### ENTRIES
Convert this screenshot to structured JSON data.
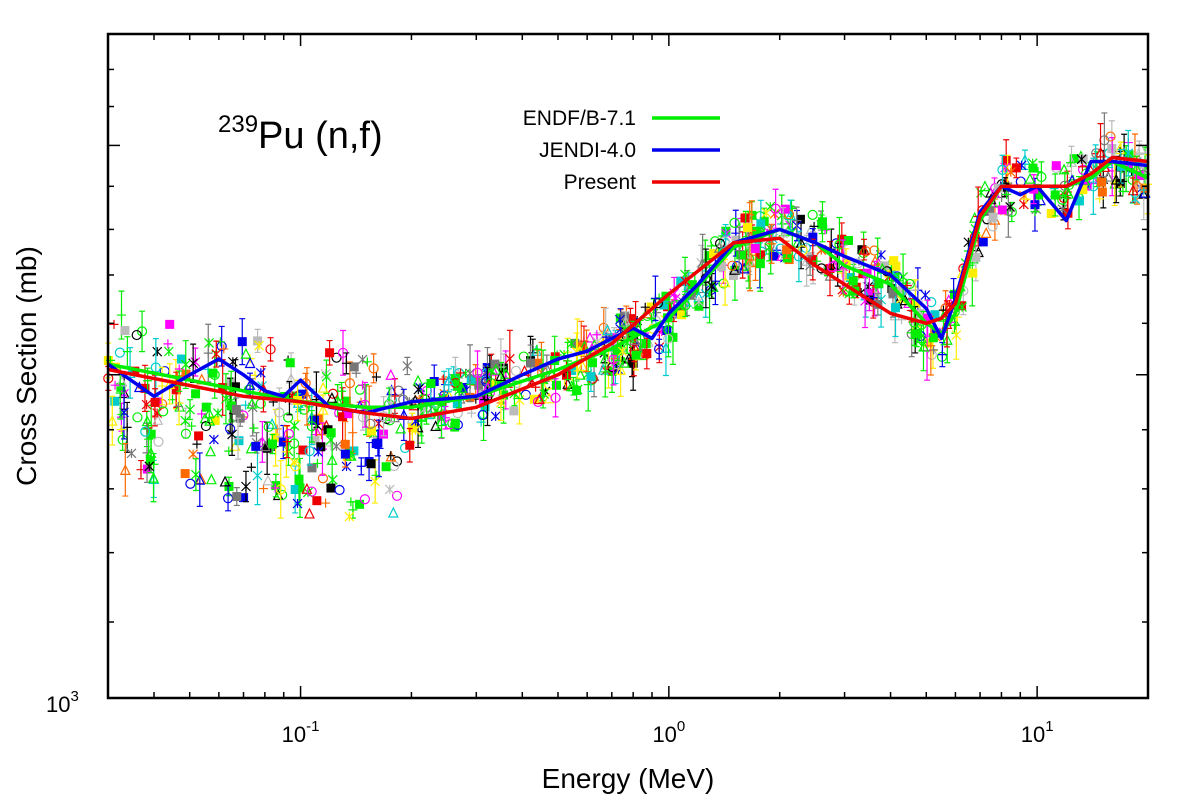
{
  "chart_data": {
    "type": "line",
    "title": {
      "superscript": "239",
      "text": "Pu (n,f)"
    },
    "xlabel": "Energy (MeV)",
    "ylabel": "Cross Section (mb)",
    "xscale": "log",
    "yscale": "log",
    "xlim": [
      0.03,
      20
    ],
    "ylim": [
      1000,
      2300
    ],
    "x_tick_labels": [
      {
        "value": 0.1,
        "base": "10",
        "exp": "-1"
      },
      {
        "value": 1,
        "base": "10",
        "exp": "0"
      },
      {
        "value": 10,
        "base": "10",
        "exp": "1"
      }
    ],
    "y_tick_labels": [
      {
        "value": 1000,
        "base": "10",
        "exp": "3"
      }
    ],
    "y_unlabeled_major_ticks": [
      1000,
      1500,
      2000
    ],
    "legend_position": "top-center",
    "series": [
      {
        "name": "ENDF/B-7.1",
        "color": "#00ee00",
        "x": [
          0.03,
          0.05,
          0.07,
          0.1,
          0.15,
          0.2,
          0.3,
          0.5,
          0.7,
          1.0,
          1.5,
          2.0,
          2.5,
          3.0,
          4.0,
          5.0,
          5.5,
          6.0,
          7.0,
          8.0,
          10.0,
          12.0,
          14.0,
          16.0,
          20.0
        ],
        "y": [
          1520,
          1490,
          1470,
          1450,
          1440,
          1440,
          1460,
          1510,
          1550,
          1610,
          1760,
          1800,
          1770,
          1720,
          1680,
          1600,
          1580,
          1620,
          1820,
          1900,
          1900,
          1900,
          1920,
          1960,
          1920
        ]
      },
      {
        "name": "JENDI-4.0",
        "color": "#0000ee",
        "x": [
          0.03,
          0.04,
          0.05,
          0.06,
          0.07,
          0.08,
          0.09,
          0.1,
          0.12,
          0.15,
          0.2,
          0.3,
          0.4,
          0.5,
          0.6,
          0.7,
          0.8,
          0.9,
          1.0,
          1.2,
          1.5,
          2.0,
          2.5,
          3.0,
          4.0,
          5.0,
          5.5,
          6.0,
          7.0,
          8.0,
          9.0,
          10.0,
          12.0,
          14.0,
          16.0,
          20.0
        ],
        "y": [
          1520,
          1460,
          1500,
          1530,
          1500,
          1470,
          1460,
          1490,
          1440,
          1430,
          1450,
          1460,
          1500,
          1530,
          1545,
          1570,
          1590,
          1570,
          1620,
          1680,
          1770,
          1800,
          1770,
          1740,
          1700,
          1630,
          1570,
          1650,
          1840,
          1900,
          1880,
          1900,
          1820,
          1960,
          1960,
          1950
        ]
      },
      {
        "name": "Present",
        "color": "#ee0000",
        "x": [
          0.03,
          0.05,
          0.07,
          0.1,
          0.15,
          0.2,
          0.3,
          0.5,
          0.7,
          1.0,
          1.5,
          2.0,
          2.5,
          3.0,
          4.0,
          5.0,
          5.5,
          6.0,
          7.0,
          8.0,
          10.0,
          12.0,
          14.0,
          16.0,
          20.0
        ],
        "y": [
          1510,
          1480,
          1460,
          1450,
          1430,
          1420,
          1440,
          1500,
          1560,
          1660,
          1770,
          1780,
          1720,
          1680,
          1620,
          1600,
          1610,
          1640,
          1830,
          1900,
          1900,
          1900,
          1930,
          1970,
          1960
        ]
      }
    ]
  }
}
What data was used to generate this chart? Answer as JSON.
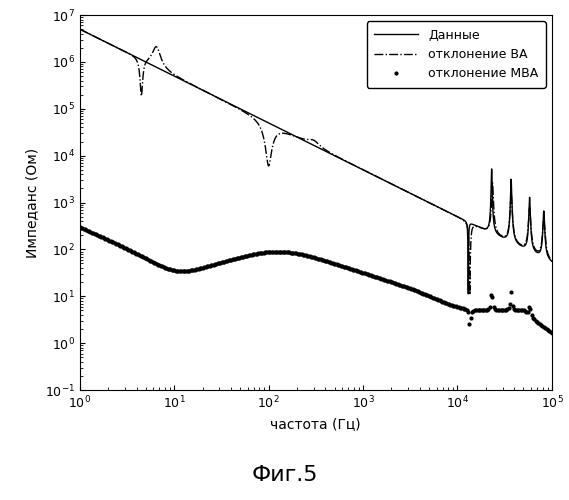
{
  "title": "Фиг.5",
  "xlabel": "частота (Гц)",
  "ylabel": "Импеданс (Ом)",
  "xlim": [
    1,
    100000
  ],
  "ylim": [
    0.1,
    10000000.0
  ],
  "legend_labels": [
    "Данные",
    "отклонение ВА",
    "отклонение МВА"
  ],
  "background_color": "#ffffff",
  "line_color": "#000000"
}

### WHAT TO DO
Print the listing above in full, exactly as written. Omit any pictures.

### EXERCISE RESPONSE
Convert this screenshot to structured JSON data.
{
  "chart_data": {
    "type": "line",
    "title": {
      "superscript": "239",
      "text": "Pu (n,f)"
    },
    "xlabel": "Energy (MeV)",
    "ylabel": "Cross Section (mb)",
    "xscale": "log",
    "yscale": "log",
    "xlim": [
      0.03,
      20
    ],
    "ylim": [
      1000,
      2300
    ],
    "x_tick_labels": [
      {
        "value": 0.1,
        "base": "10",
        "exp": "-1"
      },
      {
        "value": 1,
        "base": "10",
        "exp": "0"
      },
      {
        "value": 10,
        "base": "10",
        "exp": "1"
      }
    ],
    "y_tick_labels": [
      {
        "value": 1000,
        "base": "10",
        "exp": "3"
      }
    ],
    "y_unlabeled_major_ticks": [
      1000,
      1500,
      2000
    ],
    "legend_position": "top-center",
    "series": [
      {
        "name": "ENDF/B-7.1",
        "color": "#00ee00",
        "x": [
          0.03,
          0.05,
          0.07,
          0.1,
          0.15,
          0.2,
          0.3,
          0.5,
          0.7,
          1.0,
          1.5,
          2.0,
          2.5,
          3.0,
          4.0,
          5.0,
          5.5,
          6.0,
          7.0,
          8.0,
          10.0,
          12.0,
          14.0,
          16.0,
          20.0
        ],
        "y": [
          1520,
          1490,
          1470,
          1450,
          1440,
          1440,
          1460,
          1510,
          1550,
          1610,
          1760,
          1800,
          1770,
          1720,
          1680,
          1600,
          1580,
          1620,
          1820,
          1900,
          1900,
          1900,
          1920,
          1960,
          1920
        ]
      },
      {
        "name": "JENDI-4.0",
        "color": "#0000ee",
        "x": [
          0.03,
          0.04,
          0.05,
          0.06,
          0.07,
          0.08,
          0.09,
          0.1,
          0.12,
          0.15,
          0.2,
          0.3,
          0.4,
          0.5,
          0.6,
          0.7,
          0.8,
          0.9,
          1.0,
          1.2,
          1.5,
          2.0,
          2.5,
          3.0,
          4.0,
          5.0,
          5.5,
          6.0,
          7.0,
          8.0,
          9.0,
          10.0,
          12.0,
          14.0,
          16.0,
          20.0
        ],
        "y": [
          1520,
          1460,
          1500,
          1530,
          1500,
          1470,
          1460,
          1490,
          1440,
          1430,
          1450,
          1460,
          1500,
          1530,
          1545,
          1570,
          1590,
          1570,
          1620,
          1680,
          1770,
          1800,
          1770,
          1740,
          1700,
          1630,
          1570,
          1650,
          1840,
          1900,
          1880,
          1900,
          1820,
          1960,
          1960,
          1950
        ]
      },
      {
        "name": "Present",
        "color": "#ee0000",
        "x": [
          0.03,
          0.05,
          0.07,
          0.1,
          0.15,
          0.2,
          0.3,
          0.5,
          0.7,
          1.0,
          1.5,
          2.0,
          2.5,
          3.0,
          4.0,
          5.0,
          5.5,
          6.0,
          7.0,
          8.0,
          10.0,
          12.0,
          14.0,
          16.0,
          20.0
        ],
        "y": [
          1510,
          1480,
          1460,
          1450,
          1430,
          1420,
          1440,
          1500,
          1560,
          1660,
          1770,
          1780,
          1720,
          1680,
          1620,
          1600,
          1610,
          1640,
          1830,
          1900,
          1900,
          1900,
          1930,
          1970,
          1960
        ]
      }
    ]
  }
}
What data was used to generate this chart? Answer as JSON.
{
  "title": "Фиг.5",
  "xlabel": "частота (Гц)",
  "ylabel": "Импеданс (Ом)",
  "xlim": [
    1,
    100000
  ],
  "ylim": [
    0.1,
    10000000.0
  ],
  "legend_labels": [
    "Данные",
    "отклонение ВА",
    "отклонение МВА"
  ],
  "background_color": "#ffffff",
  "line_color": "#000000"
}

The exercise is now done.